Goal of the exercise -> Transcribe the records exactly. Pictures do not belong in the transcription.

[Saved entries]
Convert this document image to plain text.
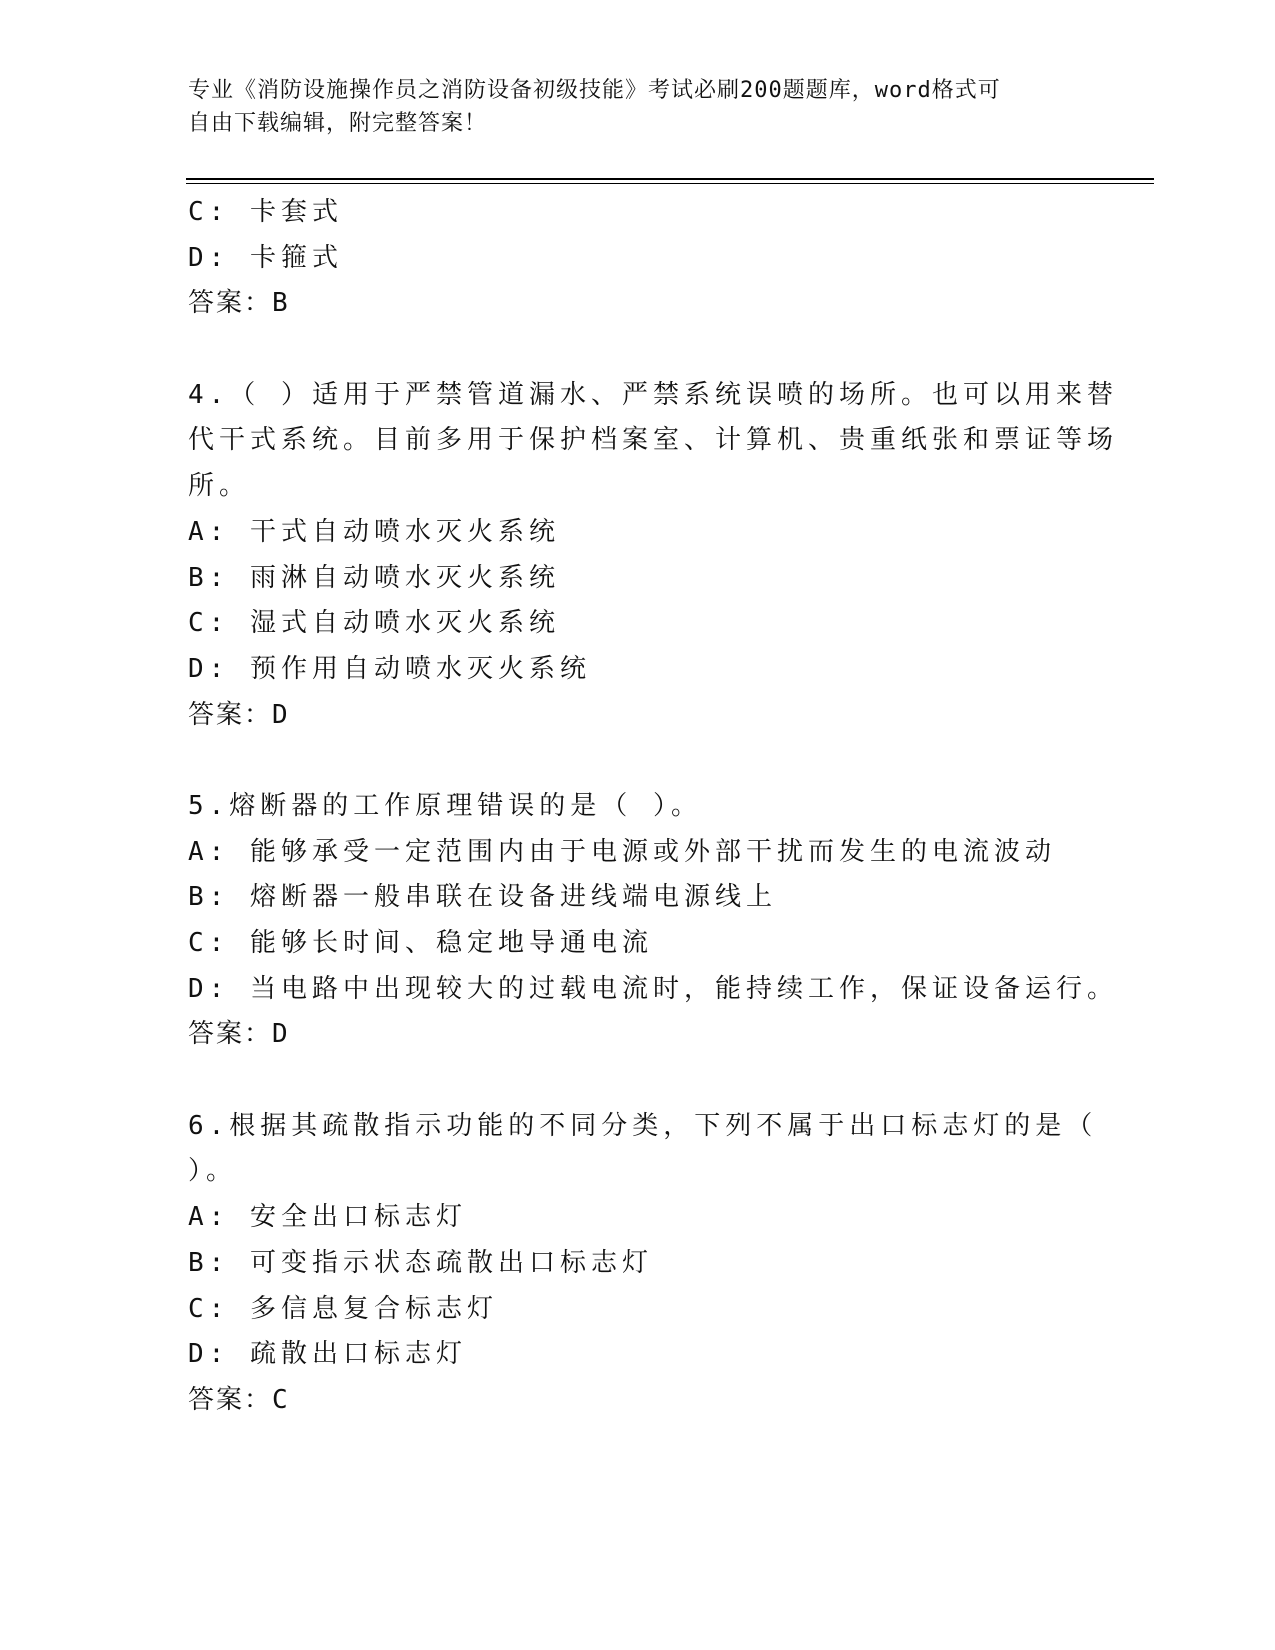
专业《消防设施操作员之消防设备初级技能》考试必刷200题题库，word格式可
自由下载编辑，附完整答案！
C: 卡套式
D: 卡箍式
答案：B
4.（ ）适用于严禁管道漏水、严禁系统误喷的场所。也可以用来替
代干式系统。目前多用于保护档案室、计算机、贵重纸张和票证等场
所。
A: 干式自动喷水灭火系统
B: 雨淋自动喷水灭火系统
C: 湿式自动喷水灭火系统
D: 预作用自动喷水灭火系统
答案：D
5.熔断器的工作原理错误的是（ ）。
A: 能够承受一定范围内由于电源或外部干扰而发生的电流波动
B: 熔断器一般串联在设备进线端电源线上
C: 能够长时间、稳定地导通电流
D: 当电路中出现较大的过载电流时，能持续工作，保证设备运行。
答案：D
6.根据其疏散指示功能的不同分类，下列不属于出口标志灯的是（
）。
A: 安全出口标志灯
B: 可变指示状态疏散出口标志灯
C: 多信息复合标志灯
D: 疏散出口标志灯
答案：C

Result for this task ->
Convert this document image to plain text.
专业《消防设施操作员之消防设备初级技能》考试必刷200题题库，word格式可
自由下载编辑，附完整答案！
C: 卡套式
D: 卡箍式
答案：B
4.（ ）适用于严禁管道漏水、严禁系统误喷的场所。也可以用来替
代干式系统。目前多用于保护档案室、计算机、贵重纸张和票证等场
所。
A: 干式自动喷水灭火系统
B: 雨淋自动喷水灭火系统
C: 湿式自动喷水灭火系统
D: 预作用自动喷水灭火系统
答案：D
5.熔断器的工作原理错误的是（ ）。
A: 能够承受一定范围内由于电源或外部干扰而发生的电流波动
B: 熔断器一般串联在设备进线端电源线上
C: 能够长时间、稳定地导通电流
D: 当电路中出现较大的过载电流时，能持续工作，保证设备运行。
答案：D
6.根据其疏散指示功能的不同分类，下列不属于出口标志灯的是（
）。
A: 安全出口标志灯
B: 可变指示状态疏散出口标志灯
C: 多信息复合标志灯
D: 疏散出口标志灯
答案：C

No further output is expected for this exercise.